Will you quote all of the entries, word for word?

-=-=-=-=-

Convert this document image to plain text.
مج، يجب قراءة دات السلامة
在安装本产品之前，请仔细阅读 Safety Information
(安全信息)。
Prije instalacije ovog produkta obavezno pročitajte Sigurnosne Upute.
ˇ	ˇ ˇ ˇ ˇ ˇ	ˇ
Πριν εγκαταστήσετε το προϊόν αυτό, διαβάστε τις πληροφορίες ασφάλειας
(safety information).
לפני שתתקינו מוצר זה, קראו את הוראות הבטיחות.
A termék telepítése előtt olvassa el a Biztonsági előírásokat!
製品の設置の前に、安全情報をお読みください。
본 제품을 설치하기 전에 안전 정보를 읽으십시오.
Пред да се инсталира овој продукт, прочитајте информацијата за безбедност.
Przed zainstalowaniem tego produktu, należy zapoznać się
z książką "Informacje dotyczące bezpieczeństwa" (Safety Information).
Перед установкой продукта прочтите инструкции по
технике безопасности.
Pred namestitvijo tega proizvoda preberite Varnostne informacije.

-=-=-=-=-

• **OUTPUT FOR THIS TASK**
Convert this document image to plain text.
مج، يجب قراءة دات السلامة
在安装本产品之前，请仔细阅读 Safety Information
(安全信息)。
Prije instalacije ovog produkta obavezno pročitajte Sigurnosne Upute.
ˇ	ˇ ˇ ˇ ˇ ˇ	ˇ
Πριν εγκαταστήσετε το προϊόν αυτό, διαβάστε τις πληροφορίες ασφάλειας
(safety information).
לפני שתתקינו מוצר זה, קראו את הוראות הבטיחות.
A termék telepítése előtt olvassa el a Biztonsági előírásokat!
製品の設置の前に、安全情報をお読みください。
본 제품을 설치하기 전에 안전 정보를 읽으십시오.
Пред да се инсталира овој продукт, прочитајте информацијата за безбедност.
Przed zainstalowaniem tego produktu, należy zapoznać się
z książką "Informacje dotyczące bezpieczeństwa" (Safety Information).
Перед установкой продукта прочтите инструкции по
технике безопасности.
Pred namestitvijo tega proizvoda preberite Varnostne informacije.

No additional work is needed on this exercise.